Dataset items
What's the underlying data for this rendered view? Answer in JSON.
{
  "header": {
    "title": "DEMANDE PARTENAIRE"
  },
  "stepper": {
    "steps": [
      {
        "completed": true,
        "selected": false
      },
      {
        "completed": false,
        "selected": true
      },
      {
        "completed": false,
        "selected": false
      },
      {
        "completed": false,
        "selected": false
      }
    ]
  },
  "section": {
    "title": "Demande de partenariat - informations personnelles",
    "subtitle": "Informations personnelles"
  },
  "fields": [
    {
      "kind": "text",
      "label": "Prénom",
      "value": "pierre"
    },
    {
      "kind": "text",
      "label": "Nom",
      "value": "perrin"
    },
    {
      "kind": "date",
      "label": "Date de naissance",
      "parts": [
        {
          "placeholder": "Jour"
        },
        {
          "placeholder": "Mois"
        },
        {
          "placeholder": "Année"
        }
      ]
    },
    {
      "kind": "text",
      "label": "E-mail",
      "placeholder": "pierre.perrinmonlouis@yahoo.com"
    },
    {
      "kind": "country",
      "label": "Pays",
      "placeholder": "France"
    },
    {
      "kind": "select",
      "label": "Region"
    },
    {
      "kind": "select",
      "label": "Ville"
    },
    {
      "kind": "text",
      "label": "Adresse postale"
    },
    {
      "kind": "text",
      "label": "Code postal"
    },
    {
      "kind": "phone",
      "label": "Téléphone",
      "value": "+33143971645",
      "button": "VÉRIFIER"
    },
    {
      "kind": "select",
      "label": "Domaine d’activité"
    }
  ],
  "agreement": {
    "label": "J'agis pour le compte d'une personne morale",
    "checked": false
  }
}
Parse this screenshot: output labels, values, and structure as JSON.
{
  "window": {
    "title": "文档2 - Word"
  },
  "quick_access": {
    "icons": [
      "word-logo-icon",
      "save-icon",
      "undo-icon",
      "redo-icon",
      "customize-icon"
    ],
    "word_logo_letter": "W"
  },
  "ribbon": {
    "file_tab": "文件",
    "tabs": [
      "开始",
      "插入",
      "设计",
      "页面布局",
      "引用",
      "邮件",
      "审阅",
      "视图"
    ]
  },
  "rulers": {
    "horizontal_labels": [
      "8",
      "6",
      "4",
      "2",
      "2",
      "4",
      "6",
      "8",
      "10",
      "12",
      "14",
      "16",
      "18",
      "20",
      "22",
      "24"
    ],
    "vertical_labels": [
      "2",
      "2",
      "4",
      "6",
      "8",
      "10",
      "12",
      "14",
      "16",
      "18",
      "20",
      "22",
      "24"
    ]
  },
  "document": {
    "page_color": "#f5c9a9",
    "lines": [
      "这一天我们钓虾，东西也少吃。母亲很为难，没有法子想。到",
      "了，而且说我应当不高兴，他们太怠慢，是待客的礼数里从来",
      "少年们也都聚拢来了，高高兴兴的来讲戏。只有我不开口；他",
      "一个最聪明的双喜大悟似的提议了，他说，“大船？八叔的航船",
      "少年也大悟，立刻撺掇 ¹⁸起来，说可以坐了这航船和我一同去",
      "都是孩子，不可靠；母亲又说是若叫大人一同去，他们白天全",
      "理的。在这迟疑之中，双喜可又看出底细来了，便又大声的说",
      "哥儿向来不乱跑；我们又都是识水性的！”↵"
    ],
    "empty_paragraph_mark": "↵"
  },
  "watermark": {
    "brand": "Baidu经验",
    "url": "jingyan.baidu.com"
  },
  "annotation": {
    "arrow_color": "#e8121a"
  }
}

*WHAT THE TASK ASKS*. Lines that include the word "placeholder" are to be extracted from the data above.

*TASK SOLUTION*.
          "placeholder": "Jour"
          "placeholder": "Mois"
          "placeholder": "Année"
      "placeholder": "pierre.perrinmonlouis@yahoo.com"
      "placeholder": "France"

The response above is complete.